-- START Provided data --
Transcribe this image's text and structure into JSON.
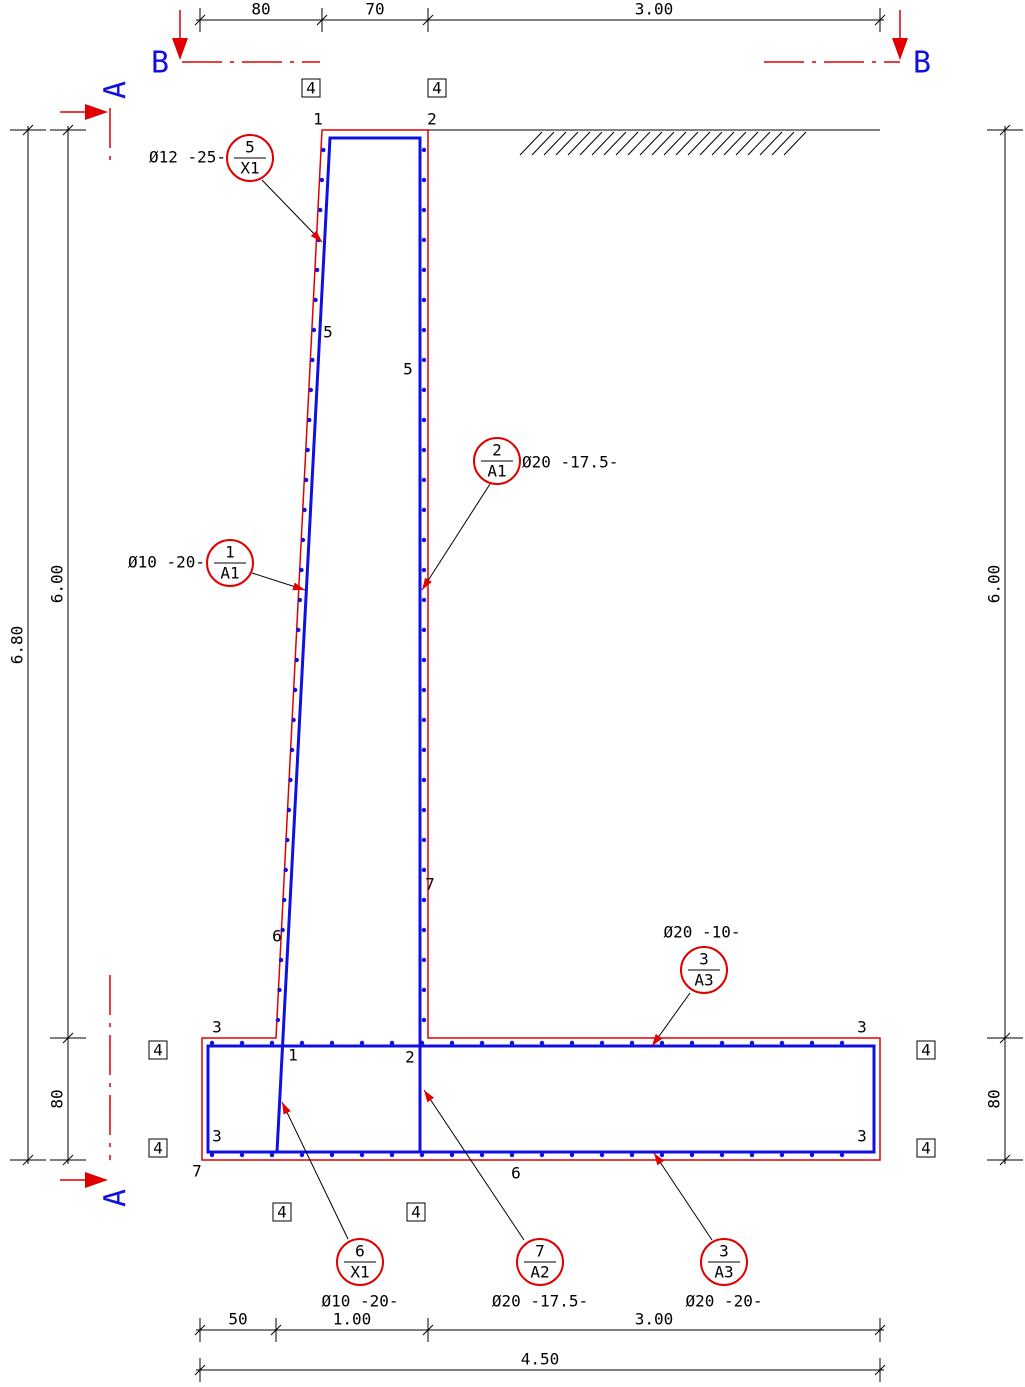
{
  "dimensions": {
    "top": [
      "80",
      "70",
      "3.00"
    ],
    "bottom": [
      "50",
      "1.00",
      "3.00"
    ],
    "bottom_total": "4.50",
    "left_total": "6.80",
    "left": [
      "6.00",
      "80"
    ],
    "right": [
      "6.00",
      "80"
    ]
  },
  "section_marks": {
    "top_left": "B",
    "top_right": "B",
    "left_top": "A",
    "left_bottom": "A"
  },
  "callouts": [
    {
      "number": "5",
      "code": "X1",
      "spec": "Ø12 -25-"
    },
    {
      "number": "1",
      "code": "A1",
      "spec": "Ø10 -20-"
    },
    {
      "number": "2",
      "code": "A1",
      "spec": "Ø20 -17.5-"
    },
    {
      "number": "3",
      "code": "A3",
      "spec": "Ø20 -10-"
    },
    {
      "number": "6",
      "code": "X1",
      "spec": "Ø10 -20-"
    },
    {
      "number": "7",
      "code": "A2",
      "spec": "Ø20 -17.5-"
    },
    {
      "number": "3",
      "code": "A3",
      "spec": "Ø20 -20-"
    }
  ],
  "point_labels": [
    "1",
    "2",
    "5",
    "5",
    "7",
    "6",
    "3",
    "3",
    "1",
    "2",
    "3",
    "3",
    "7",
    "6"
  ],
  "member_labels": [
    "4",
    "4",
    "4",
    "4",
    "4",
    "4",
    "4",
    "4"
  ]
}
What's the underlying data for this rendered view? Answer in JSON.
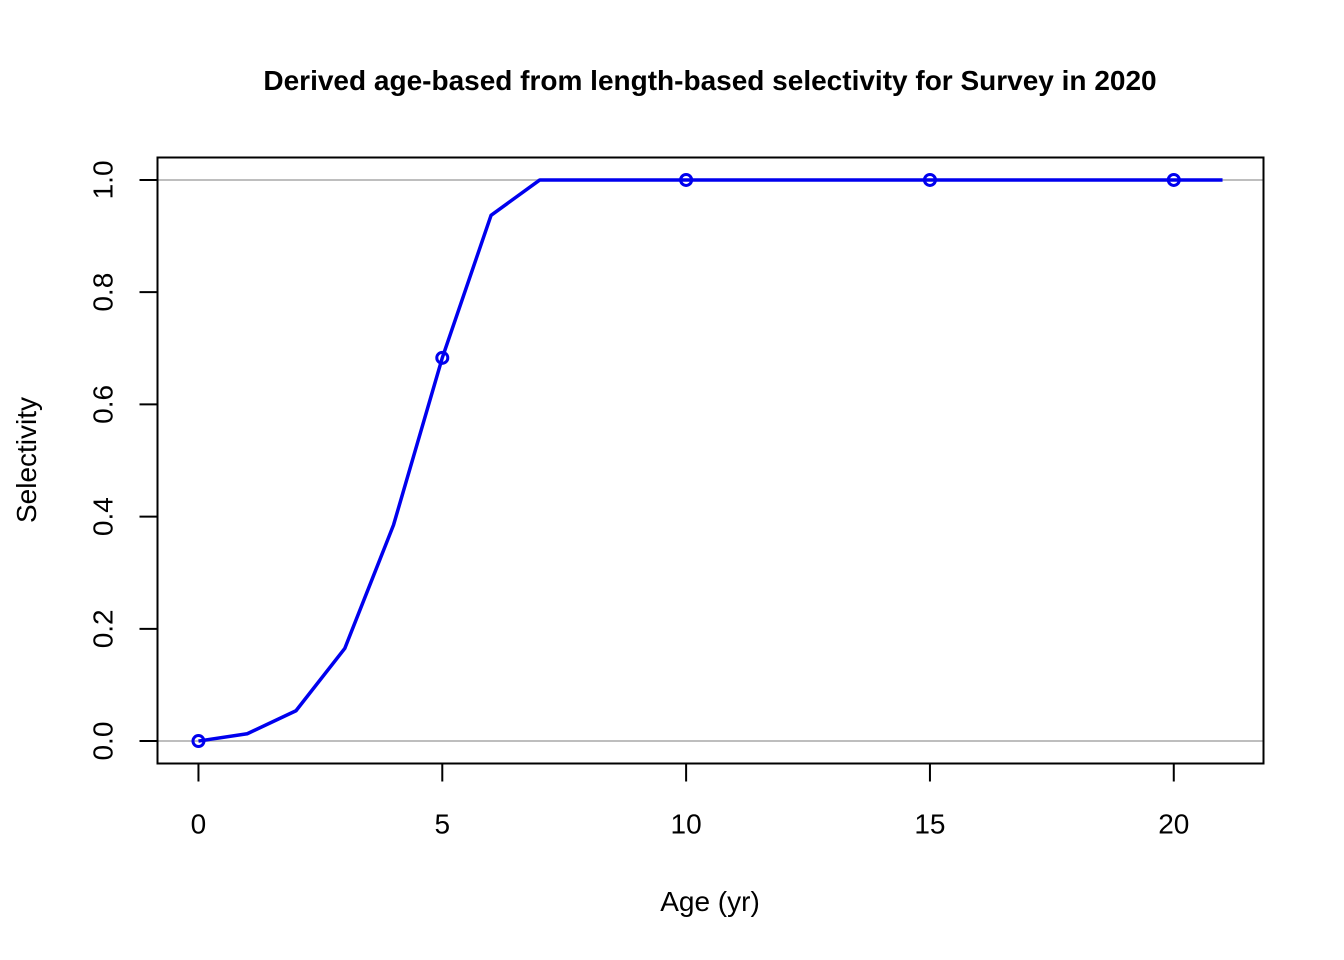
{
  "chart_data": {
    "type": "line",
    "title": "Derived age-based from length-based selectivity for Survey in 2020",
    "xlabel": "Age (yr)",
    "ylabel": "Selectivity",
    "xlim": [
      -0.84,
      21.84
    ],
    "ylim": [
      -0.04,
      1.04
    ],
    "xticks": [
      0,
      5,
      10,
      15,
      20
    ],
    "yticks": [
      0.0,
      0.2,
      0.4,
      0.6,
      0.8,
      1.0
    ],
    "xtick_labels": [
      "0",
      "5",
      "10",
      "15",
      "20"
    ],
    "ytick_labels": [
      "0.0",
      "0.2",
      "0.4",
      "0.6",
      "0.8",
      "1.0"
    ],
    "reference_lines_y": [
      0,
      1
    ],
    "series": [
      {
        "color": "#0000ee",
        "x": [
          0,
          1,
          2,
          3,
          4,
          5,
          6,
          7,
          8,
          9,
          10,
          11,
          12,
          13,
          14,
          15,
          16,
          17,
          18,
          19,
          20,
          21
        ],
        "y": [
          0.0,
          0.013,
          0.054,
          0.165,
          0.385,
          0.683,
          0.937,
          1.0,
          1.0,
          1.0,
          1.0,
          1.0,
          1.0,
          1.0,
          1.0,
          1.0,
          1.0,
          1.0,
          1.0,
          1.0,
          1.0,
          1.0
        ],
        "marker_x": [
          0,
          5,
          10,
          15,
          20
        ]
      }
    ],
    "grid": false,
    "legend": "none"
  }
}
-- END Provided data --
▶ **The problem**: Repeat the data exactly, without the pictures.

▶ **Solution for this exercise**:
Transcribe this image's text and structure into JSON.
{
  "dimensions": {
    "top": [
      "80",
      "70",
      "3.00"
    ],
    "bottom": [
      "50",
      "1.00",
      "3.00"
    ],
    "bottom_total": "4.50",
    "left_total": "6.80",
    "left": [
      "6.00",
      "80"
    ],
    "right": [
      "6.00",
      "80"
    ]
  },
  "section_marks": {
    "top_left": "B",
    "top_right": "B",
    "left_top": "A",
    "left_bottom": "A"
  },
  "callouts": [
    {
      "number": "5",
      "code": "X1",
      "spec": "Ø12 -25-"
    },
    {
      "number": "1",
      "code": "A1",
      "spec": "Ø10 -20-"
    },
    {
      "number": "2",
      "code": "A1",
      "spec": "Ø20 -17.5-"
    },
    {
      "number": "3",
      "code": "A3",
      "spec": "Ø20 -10-"
    },
    {
      "number": "6",
      "code": "X1",
      "spec": "Ø10 -20-"
    },
    {
      "number": "7",
      "code": "A2",
      "spec": "Ø20 -17.5-"
    },
    {
      "number": "3",
      "code": "A3",
      "spec": "Ø20 -20-"
    }
  ],
  "point_labels": [
    "1",
    "2",
    "5",
    "5",
    "7",
    "6",
    "3",
    "3",
    "1",
    "2",
    "3",
    "3",
    "7",
    "6"
  ],
  "member_labels": [
    "4",
    "4",
    "4",
    "4",
    "4",
    "4",
    "4",
    "4"
  ]
}
What's the underlying data for this rendered view? Answer in JSON.
{
  "chart_data": {
    "type": "line",
    "title": "Derived age-based from length-based selectivity for Survey in 2020",
    "xlabel": "Age (yr)",
    "ylabel": "Selectivity",
    "xlim": [
      -0.84,
      21.84
    ],
    "ylim": [
      -0.04,
      1.04
    ],
    "xticks": [
      0,
      5,
      10,
      15,
      20
    ],
    "yticks": [
      0.0,
      0.2,
      0.4,
      0.6,
      0.8,
      1.0
    ],
    "xtick_labels": [
      "0",
      "5",
      "10",
      "15",
      "20"
    ],
    "ytick_labels": [
      "0.0",
      "0.2",
      "0.4",
      "0.6",
      "0.8",
      "1.0"
    ],
    "reference_lines_y": [
      0,
      1
    ],
    "series": [
      {
        "color": "#0000ee",
        "x": [
          0,
          1,
          2,
          3,
          4,
          5,
          6,
          7,
          8,
          9,
          10,
          11,
          12,
          13,
          14,
          15,
          16,
          17,
          18,
          19,
          20,
          21
        ],
        "y": [
          0.0,
          0.013,
          0.054,
          0.165,
          0.385,
          0.683,
          0.937,
          1.0,
          1.0,
          1.0,
          1.0,
          1.0,
          1.0,
          1.0,
          1.0,
          1.0,
          1.0,
          1.0,
          1.0,
          1.0,
          1.0,
          1.0
        ],
        "marker_x": [
          0,
          5,
          10,
          15,
          20
        ]
      }
    ],
    "grid": false,
    "legend": "none"
  }
}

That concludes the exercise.